§ Task statement:
Check each line of the records below and collect those holding "icon".

** start Available records **

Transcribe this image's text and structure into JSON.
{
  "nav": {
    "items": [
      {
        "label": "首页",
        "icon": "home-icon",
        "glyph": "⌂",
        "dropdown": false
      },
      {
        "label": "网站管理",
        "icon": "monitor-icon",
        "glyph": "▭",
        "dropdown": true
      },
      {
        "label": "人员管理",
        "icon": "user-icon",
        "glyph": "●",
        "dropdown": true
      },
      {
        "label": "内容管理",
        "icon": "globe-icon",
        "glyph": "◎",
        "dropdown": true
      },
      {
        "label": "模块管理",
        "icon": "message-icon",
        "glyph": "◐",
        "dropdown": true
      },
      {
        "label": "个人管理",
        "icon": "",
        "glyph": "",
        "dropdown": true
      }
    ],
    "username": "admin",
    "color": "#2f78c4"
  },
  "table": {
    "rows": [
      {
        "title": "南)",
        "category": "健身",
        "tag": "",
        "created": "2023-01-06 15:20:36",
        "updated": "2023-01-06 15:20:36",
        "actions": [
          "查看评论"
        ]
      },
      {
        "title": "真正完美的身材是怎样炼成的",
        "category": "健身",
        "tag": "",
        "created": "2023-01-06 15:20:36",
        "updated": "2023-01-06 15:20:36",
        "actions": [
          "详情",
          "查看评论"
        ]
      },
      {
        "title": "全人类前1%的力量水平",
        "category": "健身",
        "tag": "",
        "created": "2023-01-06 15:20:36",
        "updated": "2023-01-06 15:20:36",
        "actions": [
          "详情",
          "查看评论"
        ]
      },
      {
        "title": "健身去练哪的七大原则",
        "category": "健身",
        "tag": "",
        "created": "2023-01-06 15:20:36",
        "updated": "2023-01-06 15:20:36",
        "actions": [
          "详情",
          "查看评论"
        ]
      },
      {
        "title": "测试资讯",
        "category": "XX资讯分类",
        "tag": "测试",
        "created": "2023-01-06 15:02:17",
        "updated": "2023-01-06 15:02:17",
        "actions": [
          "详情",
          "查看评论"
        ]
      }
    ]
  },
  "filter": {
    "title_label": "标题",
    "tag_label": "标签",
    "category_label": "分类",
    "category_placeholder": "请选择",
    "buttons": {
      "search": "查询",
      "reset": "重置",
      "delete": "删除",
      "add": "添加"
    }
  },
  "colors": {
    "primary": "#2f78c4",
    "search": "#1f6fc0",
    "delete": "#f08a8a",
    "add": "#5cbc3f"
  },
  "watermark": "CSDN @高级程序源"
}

** end Available records **

§ In response:
        "icon": "home-icon",
        "icon": "monitor-icon",
        "icon": "user-icon",
        "icon": "globe-icon",
        "icon": "message-icon",
        "icon": "",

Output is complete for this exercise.